# EXTRACT PROVIDED
If you’re trying to map out what’s repeatable and what’s noise, Sunday gave you several angles. Special teams flashed in key spots. Goaltending and finishing mattered late. And in a couple games, the scoreboard changed fast enough to make live bettors feel very smart or very stuck, depending on timing.
The common thread: the “how” mattered more than the “what.” These weren’t random wins. A few teams are building habits that translate to betting edges.
Latest NHL Odds & Lines
Before you lock anything in for the next slate, take a fresh look at the latest NHL odds and lines. When teams start stacking wins like Anaheim and New York, the market reacts quickly, sometimes faster than the underlying game script changes. That’s when you want to be careful with inflated prices and also be ready when the number doesn’t fully reflect what’s actually happening on the ice.
I also think this is a good time to stay flexible with totals. A couple of these games were one bounce from flipping the entire scoring story. That matters when you’re deciding whether to play pregame, wait for a live entry, or just pass.
NHL Picks of the Day
This was a slate where execution and composure showed up in the margins: shootout finishing, late defensive structure, and whether a team could create a clean look when it needed one. If you’re building a card off form, matchup shape, and late-game trends, the best place to organize that is the NHL picks page where angles are updated daily.
Some of these teams are telling you who they are right now. The only question is whether the market is pricing it correctly.
Top Takeaways
- Anaheim’s 7-0 shootout record is no longer a quirky note. It’s a repeatable clutch edge that can swing close-game exposure.
- The Islanders have trailed 2-0 in each of their last three wins. That’s a live-betting profile, and it also screams “no lead is safe” in their games.
- Pittsburgh’s 5-0 win over Vegas paired with a 10-1-4 run since Jan. 13 is the type of form bettors track, especially when the shutout looks routine.
- St. Louis won a low-event game by closing stronger late. That’s often where spreads, regulation lines, and 3-way markets get decided.

# RECORDS
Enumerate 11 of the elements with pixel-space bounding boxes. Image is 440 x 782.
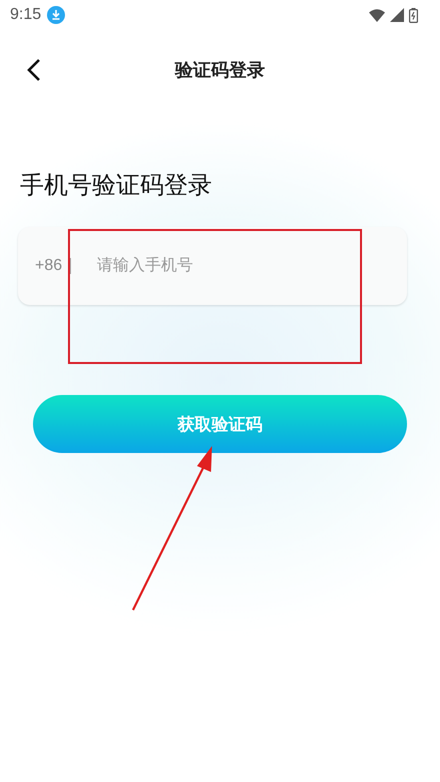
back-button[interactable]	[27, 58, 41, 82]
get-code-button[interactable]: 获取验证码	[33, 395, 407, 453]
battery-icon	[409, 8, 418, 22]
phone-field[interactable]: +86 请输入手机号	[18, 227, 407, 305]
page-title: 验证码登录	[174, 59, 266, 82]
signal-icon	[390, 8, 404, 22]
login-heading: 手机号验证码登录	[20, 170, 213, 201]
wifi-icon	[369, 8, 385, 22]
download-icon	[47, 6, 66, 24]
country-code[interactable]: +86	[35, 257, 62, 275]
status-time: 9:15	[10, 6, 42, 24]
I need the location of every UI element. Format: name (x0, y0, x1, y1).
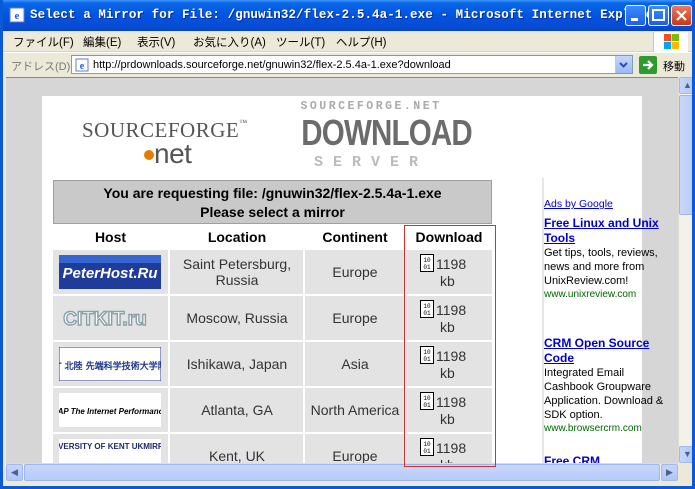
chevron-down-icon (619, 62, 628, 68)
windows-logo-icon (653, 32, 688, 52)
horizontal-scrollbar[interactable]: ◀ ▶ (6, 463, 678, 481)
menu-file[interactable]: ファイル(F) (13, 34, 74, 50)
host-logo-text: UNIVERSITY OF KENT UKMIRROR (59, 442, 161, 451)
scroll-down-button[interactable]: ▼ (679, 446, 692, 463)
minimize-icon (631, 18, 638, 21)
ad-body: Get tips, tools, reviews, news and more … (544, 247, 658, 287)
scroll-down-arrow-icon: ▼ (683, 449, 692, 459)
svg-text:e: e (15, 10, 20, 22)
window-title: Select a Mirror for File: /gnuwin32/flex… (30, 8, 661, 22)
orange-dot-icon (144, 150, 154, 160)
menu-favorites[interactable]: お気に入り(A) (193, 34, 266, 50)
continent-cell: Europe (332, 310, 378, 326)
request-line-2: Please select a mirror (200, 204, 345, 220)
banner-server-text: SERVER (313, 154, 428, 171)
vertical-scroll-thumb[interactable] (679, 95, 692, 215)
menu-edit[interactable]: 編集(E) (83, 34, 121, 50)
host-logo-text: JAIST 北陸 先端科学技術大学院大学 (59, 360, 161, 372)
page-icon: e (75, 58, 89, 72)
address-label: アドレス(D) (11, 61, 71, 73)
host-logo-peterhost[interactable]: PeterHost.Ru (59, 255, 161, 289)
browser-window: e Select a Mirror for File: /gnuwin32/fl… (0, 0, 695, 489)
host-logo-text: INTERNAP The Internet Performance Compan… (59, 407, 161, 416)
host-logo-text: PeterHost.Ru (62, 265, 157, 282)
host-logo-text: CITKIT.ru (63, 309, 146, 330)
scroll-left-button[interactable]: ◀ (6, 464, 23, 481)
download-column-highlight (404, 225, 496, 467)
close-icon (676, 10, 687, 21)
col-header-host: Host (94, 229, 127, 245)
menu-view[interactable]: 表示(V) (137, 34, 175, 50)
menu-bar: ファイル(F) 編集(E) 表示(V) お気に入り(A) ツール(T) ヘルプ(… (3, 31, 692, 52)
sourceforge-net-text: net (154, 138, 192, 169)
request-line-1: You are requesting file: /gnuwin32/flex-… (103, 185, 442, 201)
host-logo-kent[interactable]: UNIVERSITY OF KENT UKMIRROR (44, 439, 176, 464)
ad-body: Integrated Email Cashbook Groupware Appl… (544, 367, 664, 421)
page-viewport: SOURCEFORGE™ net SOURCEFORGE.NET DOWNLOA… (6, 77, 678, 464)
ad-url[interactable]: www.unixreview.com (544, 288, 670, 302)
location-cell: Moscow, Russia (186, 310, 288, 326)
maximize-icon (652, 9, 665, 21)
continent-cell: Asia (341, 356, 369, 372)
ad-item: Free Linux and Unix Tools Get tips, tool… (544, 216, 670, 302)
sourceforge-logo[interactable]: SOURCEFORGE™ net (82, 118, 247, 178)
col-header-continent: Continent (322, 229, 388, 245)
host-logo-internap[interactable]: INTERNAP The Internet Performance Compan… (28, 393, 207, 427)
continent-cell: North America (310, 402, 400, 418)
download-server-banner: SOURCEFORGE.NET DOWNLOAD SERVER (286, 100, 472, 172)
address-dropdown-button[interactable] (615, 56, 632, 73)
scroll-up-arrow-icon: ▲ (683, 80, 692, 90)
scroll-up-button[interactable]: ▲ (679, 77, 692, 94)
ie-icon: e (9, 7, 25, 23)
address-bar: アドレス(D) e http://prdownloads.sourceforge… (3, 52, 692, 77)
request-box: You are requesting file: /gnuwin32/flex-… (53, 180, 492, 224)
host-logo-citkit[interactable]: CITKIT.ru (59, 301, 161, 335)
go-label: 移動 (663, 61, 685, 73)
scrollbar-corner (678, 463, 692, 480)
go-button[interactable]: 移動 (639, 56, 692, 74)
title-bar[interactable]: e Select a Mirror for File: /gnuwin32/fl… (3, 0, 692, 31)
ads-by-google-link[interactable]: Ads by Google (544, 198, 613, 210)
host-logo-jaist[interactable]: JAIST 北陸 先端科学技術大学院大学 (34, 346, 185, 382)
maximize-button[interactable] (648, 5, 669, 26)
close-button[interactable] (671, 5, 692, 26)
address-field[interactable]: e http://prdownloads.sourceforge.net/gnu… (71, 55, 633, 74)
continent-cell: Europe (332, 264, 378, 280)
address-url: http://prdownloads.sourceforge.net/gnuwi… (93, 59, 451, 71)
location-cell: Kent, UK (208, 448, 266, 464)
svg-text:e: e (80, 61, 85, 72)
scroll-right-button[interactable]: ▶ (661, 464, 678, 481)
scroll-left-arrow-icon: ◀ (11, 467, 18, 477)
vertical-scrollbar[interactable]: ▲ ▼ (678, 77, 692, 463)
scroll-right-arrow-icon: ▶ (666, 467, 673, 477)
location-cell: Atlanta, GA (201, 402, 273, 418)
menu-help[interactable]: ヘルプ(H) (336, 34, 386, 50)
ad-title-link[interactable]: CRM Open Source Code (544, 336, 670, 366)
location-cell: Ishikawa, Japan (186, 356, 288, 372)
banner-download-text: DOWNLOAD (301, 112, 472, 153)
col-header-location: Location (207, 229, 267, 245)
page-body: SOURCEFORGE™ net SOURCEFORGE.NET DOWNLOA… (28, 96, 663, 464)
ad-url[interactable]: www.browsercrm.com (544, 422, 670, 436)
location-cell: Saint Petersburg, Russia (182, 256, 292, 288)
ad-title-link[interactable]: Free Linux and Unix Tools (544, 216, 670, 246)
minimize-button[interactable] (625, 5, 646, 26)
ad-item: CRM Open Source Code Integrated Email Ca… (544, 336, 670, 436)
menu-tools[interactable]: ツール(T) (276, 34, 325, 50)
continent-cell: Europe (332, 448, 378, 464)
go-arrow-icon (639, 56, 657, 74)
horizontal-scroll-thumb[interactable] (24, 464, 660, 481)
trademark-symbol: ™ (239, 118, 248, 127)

# REQUIRED TASK 1
In the NHL betting recap, what is Pittsburgh's record since Jan. 13?
# REQUIRED TASK 2
Translate this sentence from the NHL betting recap into Spanish: "Some of these teams are telling you who they are right now."
# REQUIRED TASK 3
Reproduce the NHL betting recap from "If you’re trying" up to and including "on the ice.".

# FULL RESPONSE 1
10-1-4

# FULL RESPONSE 2
Algunos de estos equipos te están diciendo quiénes son en este momento.

# FULL RESPONSE 3
If you’re trying to map out what’s repeatable and what’s noise, Sunday gave you several angles. Special teams flashed in key spots. Goaltending and finishing mattered late. And in a couple games, the scoreboard changed fast enough to make live bettors feel very smart or very stuck, depending on timing.
The common thread: the “how” mattered more than the “what.” These weren’t random wins. A few teams are building habits that translate to betting edges.
Latest NHL Odds & Lines
Before you lock anything in for the next slate, take a fresh look at the latest NHL odds and lines. When teams start stacking wins like Anaheim and New York, the market reacts quickly, sometimes faster than the underlying game script changes. That’s when you want to be careful with inflated prices and also be ready when the number doesn’t fully reflect what’s actually happening on the ice.